* Text passage:
--------------------------------------------------
Kenneth M. Ford and Patrick J. Hayes (1996) The Turing Test is Just as bad When Inverted. Psycoloquy: 7(43) Turing Test (7)

Volume: 7 (next, prev) Issue: 43 (next, prev) Article: 7 (next prev first) Alternate versions: ASCII Summary
Topic:
Article:
PSYCOLOQUY (ISSN 1055-0143) is sponsored by the American Psychological Association (APA).
Psycoloquy 7(43): The Turing Test is Just as bad When Inverted

THE TURING TEST IS JUST AS BAD WHEN INVERTED
Commentary on Watt on Turing-Test

Kenneth M. Ford and Patrick J. Hayes
Institute for Human and Machine Cognition
University of West Florida
http://www.coginst.uwf.edu/~kford/
http://www.coginst.uwf.edu/~phayes/

kford@ai.uwf.edu phayes@cs.uiuc.edu

Abstract

Watt discusses some of the problems with the original Turing Test (Watt, 1996), but he misses the central ones. His "inverted" test (where the machine plays the role of the judge) is even more vulnerable to all the criticisms of the original Test, and provides no clear conceptual advantage or insight. Similarity to human behavior is not a sensible criterion for intelligence. As we have argued elsewhere in some detail (Hayes & Ford, 1995), although the Turing Test had a historical role in getting our subject started, it is now a burden, damaging AI's public reputation and its own intellectual coherence. It is time for AI to consciously reject the naive anthropomorphism implicit in all such "imitation games," and adopt a more mature description of its aims.

Keywords

False belief tests, folk psychology, naive psychology, the "other minds" problem, theory of mind, the Turing test.
1. Watt discusses some of the problems with the original Turing Test (Watt, 1996), but he misses the central ones. The Turing Test is fundamentally flawed for two reasons: it is a basically poor experimental design, and it tests for the wrong thing. A dog which played chess well enough to occasionally defeat Kasparov would be considered a remarkably intelligent dog, but it wouldn't stand a chance in the Turing Test. Similarity to human behavior is not a sensible criterion for intelligence. Watt's "inverted" test (where the machine plays the role of the judge) suffers from the same problems.

2. The basic snag is the use of any kind of human-imitation criterion for intelligence. To see why, note only that, as Turing (1950) emphasizes, in order to pass the test a machine would have to be careful not to seem too good at some things which humans are rather poor at, such as mental arithmetic. (Watt seems to assume that the machine is obliged to tell the truth about, for example, its bodily appearance, but this is clearly not what Turing had in mind. In fact, the imitation game is an explicit test of the ability to lie, cheat, and deceive.) The winner of the Loebner competition, for example, deliberately made spelling mistakes every now and then, "noticed" them a few keystrokes later, and backspaced to correct them, all at simulated human typing speeds. This kind of trickery would be central to AI if we really took Turing's test seriously. It would not be about artificial intelligence so much as mechanical sophistry. But apart from silliness-producing contexts like the Turing Test, someone who was especially good at mental arithmetic would normally be considered to be more, not less, intelligent. In fact, as an engineering goal, we want our machines to be more and differently talented than we are, so they can help us get things done. If a desk calculator lost track of long columns of numbers and muttered to itself about carrying tens, we would trade it in for a better one.
--------------------------------------------------
* What is asked:
A - Decide whether each statement below agrees with the Turing Test commentary. Answer yes or no for each and quote the commentary's deciding words. (i) The winner of the Loebner competition deliberately made occasional spelling mistakes. (ii) A dog that could sometimes beat Kasparov at chess would do well in the Turing Test. (iii) Turing intended the machine to tell the truth about its bodily appearance.
B - According to the Turing Test commentary, what are the two reasons the Turing Test is fundamentally flawed?
C - Write the next paragraph of the Turing Test commentary, picking up after its final sentence about the desk calculator.

Region and label listings
--------------------------------------------------
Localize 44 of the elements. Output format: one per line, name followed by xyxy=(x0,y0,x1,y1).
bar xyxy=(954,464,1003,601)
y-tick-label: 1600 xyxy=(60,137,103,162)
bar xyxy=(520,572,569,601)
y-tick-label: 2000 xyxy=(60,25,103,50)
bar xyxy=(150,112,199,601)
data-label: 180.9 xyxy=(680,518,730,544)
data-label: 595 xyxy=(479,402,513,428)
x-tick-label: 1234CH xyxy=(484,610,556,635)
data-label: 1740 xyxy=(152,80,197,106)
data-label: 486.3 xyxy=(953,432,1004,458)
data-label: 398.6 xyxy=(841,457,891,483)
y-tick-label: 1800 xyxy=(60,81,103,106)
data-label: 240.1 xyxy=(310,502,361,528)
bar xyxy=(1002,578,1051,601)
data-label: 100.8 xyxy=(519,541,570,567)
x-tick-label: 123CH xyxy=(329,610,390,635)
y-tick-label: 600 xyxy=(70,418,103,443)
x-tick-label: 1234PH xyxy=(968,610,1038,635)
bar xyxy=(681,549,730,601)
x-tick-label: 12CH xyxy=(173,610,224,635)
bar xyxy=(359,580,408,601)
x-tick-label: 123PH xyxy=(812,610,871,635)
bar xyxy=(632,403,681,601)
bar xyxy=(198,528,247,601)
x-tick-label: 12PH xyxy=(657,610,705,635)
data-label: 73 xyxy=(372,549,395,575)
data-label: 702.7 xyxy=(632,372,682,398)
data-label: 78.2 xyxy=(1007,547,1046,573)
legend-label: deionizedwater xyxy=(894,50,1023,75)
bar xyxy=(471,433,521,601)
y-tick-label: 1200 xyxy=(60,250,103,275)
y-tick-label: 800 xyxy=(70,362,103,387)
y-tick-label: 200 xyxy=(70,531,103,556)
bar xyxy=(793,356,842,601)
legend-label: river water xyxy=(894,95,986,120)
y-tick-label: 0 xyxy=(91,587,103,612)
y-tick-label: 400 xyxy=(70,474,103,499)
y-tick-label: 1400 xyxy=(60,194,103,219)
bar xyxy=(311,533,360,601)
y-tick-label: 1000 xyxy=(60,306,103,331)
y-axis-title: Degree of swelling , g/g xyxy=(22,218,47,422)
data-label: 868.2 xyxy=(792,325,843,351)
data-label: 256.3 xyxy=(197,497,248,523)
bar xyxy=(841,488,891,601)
--------------------------------------------------
* Answers per task:
A -
(i) Yes: "The winner of the Loebner competition, for example, deliberately made spelling mistakes every now and then"
(ii) No: "it wouldn't stand a chance in the Turing Test"
(iii) No: "Watt seems to assume that the machine is obliged to tell the truth about, for example, its bodily appearance, but this is clearly not what Turing had in mind."

B - It is a basically poor experimental design, and it tests for the wrong thing.

C -
3. Watt considers this issue in a rather diffuse way by talking of "alien intelligence," that is intelligence of a kind not exhibited by human beings. His conclusion is that even if this existed, we wouldn't be able to recognize it. We think his conclusion is wrong (even if one could not recognize the methods used as intelligent, their effect -- the behavior -- would surely be recognizable as resulting from the application of intelligence, and so it could be measured); but the point here is not that the machine might be alien in some unrecognizable way, but rather that it might exhibit an inhuman disparity of human intellectual talents. It might be superb at scientific induction from large bodies of evidence, but useless at fireside chitchat; or it might be a better than anyone known at making rapid judgements of likely creditworthiness, but unable to count to five. The machines we can already build are like idiot savants in this way, and they are remarkably useful. Computational machines of this kind are best understood as cognitive prostheses: they extend the power of our minds rather in the way that tools like backhoes and steam shovels have extended and amplified the power of our muscles. This is where AI is being most useful and having the most important effects on society, and all manner of Turing-type tests are completely irrelevant.

4. Watt is correct to observe that our tendency to attribute intentionality to things that behave or look like us is a likely source of bias in the original Turing Test, at least in the simple version which is usually understood. Turing's own paper is rather ambiguous with respect to whether the Turing Test is meant to be taken as a "species test" - where the judge is asked to distinguish members of their own species from mechanical imposters -- or the more subtle "gender test" which requires a computer to play the role of the man in the original imitation game. The gender version then has a woman and a machine each trying to convince the judge that they are a woman, and the judge's task is to decide which is the woman and which, therefore, is not. Notice that this judge is still thinking about the differences between women and men, not humans and machines. In this version, a machine can fail either by being discovered as inhuman or, more subtly, by being an unsuccessful imitator of a woman. The gender version of the Test escapes many of Watt's criticisms, since the judge here is not expected to be thinking about what makes behavior seem human or not.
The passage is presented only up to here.